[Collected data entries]

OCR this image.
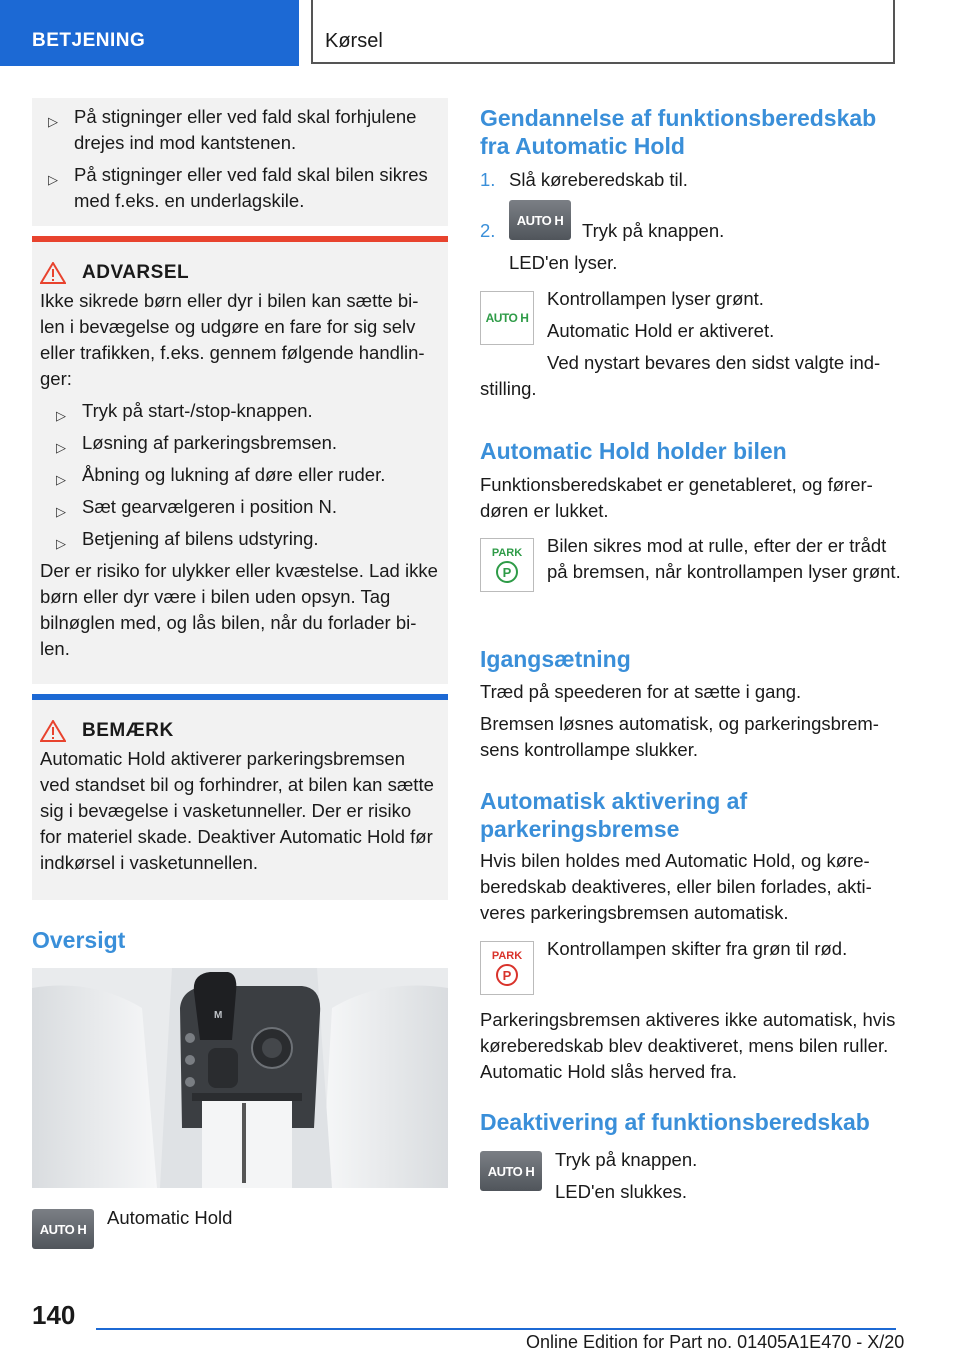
BETJENING	Kørsel
▷ På stigninger eller ved fald skal forhjulene drejes ind mod kantstenen.
▷ På stigninger eller ved fald skal bilen sikres med f.eks. en underlagskile.
ADVARSEL
Ikke sikrede børn eller dyr i bilen kan sætte bi-len i bevægelse og udgøre en fare for sig selv eller trafikken, f.eks. gennem følgende handlin-ger:
▷ Tryk på start-/stop-knappen.
▷ Løsning af parkeringsbremsen.
▷ Åbning og lukning af døre eller ruder.
▷ Sæt gearvælgeren i position N.
▷ Betjening af bilens udstyring.
Der er risiko for ulykker eller kvæstelse. Lad ikke børn eller dyr være i bilen uden opsyn. Tag bilnøglen med, og lås bilen, når du forlader bi-len.
BEMÆRK
Automatic Hold aktiverer parkeringsbremsen ved standset bil og forhindrer, at bilen kan sætte sig i bevægelse i vasketunneller. Der er risiko for materiel skade. Deaktiver Automatic Hold før indkørsel i vasketunnellen.
Oversigt
M
AUTO H
Automatic Hold
Gendannelse af funktionsberedskab fra Automatic Hold
1. Slå køreberedskab til.
2. AUTO H Tryk på knappen.
LED'en lyser.
AUTO H
Kontrollampen lyser grønt.
Automatic Hold er aktiveret.
Ved nystart bevares den sidst valgte ind-stilling.
Automatic Hold holder bilen
Funktionsberedskabet er genetableret, og fører-døren er lukket.
PARK
P
Bilen sikres mod at rulle, efter der er trådt på bremsen, når kontrollampen lyser grønt.
Igangsætning
Træd på speederen for at sætte i gang.
Bremsen løsnes automatisk, og parkeringsbrem-sens kontrollampe slukker.
Automatisk aktivering af parkeringsbremse
Hvis bilen holdes med Automatic Hold, og køre-beredskab deaktiveres, eller bilen forlades, akti-veres parkeringsbremsen automatisk.
PARK
P
Kontrollampen skifter fra grøn til rød.
Parkeringsbremsen aktiveres ikke automatisk, hvis køreberedskab blev deaktiveret, mens bilen ruller. Automatic Hold slås herved fra.
Deaktivering af funktionsberedskab
AUTO H
Tryk på knappen.
LED'en slukkes.
140
Online Edition for Part no. 01405A1E470 - X/20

Work to do:
In the lines above, locate the string "knappen". Copy every line where it occurs.

Exercise solution:
▷ Tryk på start-/stop-knappen.
2. AUTO H Tryk på knappen.
Tryk på knappen.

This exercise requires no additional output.